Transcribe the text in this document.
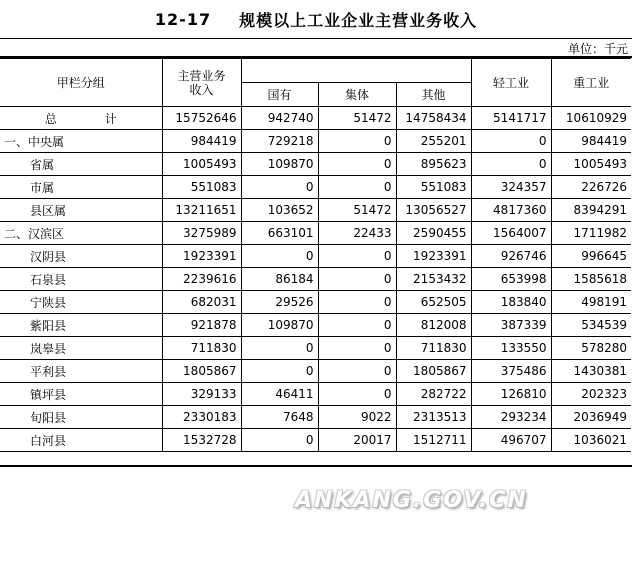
12-17 规模以上工业企业主营业务收入
单位：千元
甲栏分组	主营业务收入				轻工业	重工业
		国有	集体	其他		
总　　　　计	15752646	942740	51472	14758434	5141717	10610929
一、中央属	984419	729218	0	255201	0	984419
省属	1005493	109870	0	895623	0	1005493
市属	551083	0	0	551083	324357	226726
县区属	13211651	103652	51472	13056527	4817360	8394291
二、汉滨区	3275989	663101	22433	2590455	1564007	1711982
汉阴县	1923391	0	0	1923391	926746	996645
石泉县	2239616	86184	0	2153432	653998	1585618
宁陕县	682031	29526	0	652505	183840	498191
紫阳县	921878	109870	0	812008	387339	534539
岚皋县	711830	0	0	711830	133550	578280
平利县	1805867	0	0	1805867	375486	1430381
镇坪县	329133	46411	0	282722	126810	202323
旬阳县	2330183	7648	9022	2313513	293234	2036949
白河县	1532728	0	20017	1512711	496707	1036021
ANKANG.GOV.CN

###

(Task to carry out): Retype each line of the listing above word for word. Exclude the pictures.

(Output for this exercise):
Transcribe the text in this document.
12-17 规模以上工业企业主营业务收入
单位：千元
甲栏分组	主营业务收入				轻工业	重工业
		国有	集体	其他		
总　　　　计	15752646	942740	51472	14758434	5141717	10610929
一、中央属	984419	729218	0	255201	0	984419
省属	1005493	109870	0	895623	0	1005493
市属	551083	0	0	551083	324357	226726
县区属	13211651	103652	51472	13056527	4817360	8394291
二、汉滨区	3275989	663101	22433	2590455	1564007	1711982
汉阴县	1923391	0	0	1923391	926746	996645
石泉县	2239616	86184	0	2153432	653998	1585618
宁陕县	682031	29526	0	652505	183840	498191
紫阳县	921878	109870	0	812008	387339	534539
岚皋县	711830	0	0	711830	133550	578280
平利县	1805867	0	0	1805867	375486	1430381
镇坪县	329133	46411	0	282722	126810	202323
旬阳县	2330183	7648	9022	2313513	293234	2036949
白河县	1532728	0	20017	1512711	496707	1036021
ANKANG.GOV.CN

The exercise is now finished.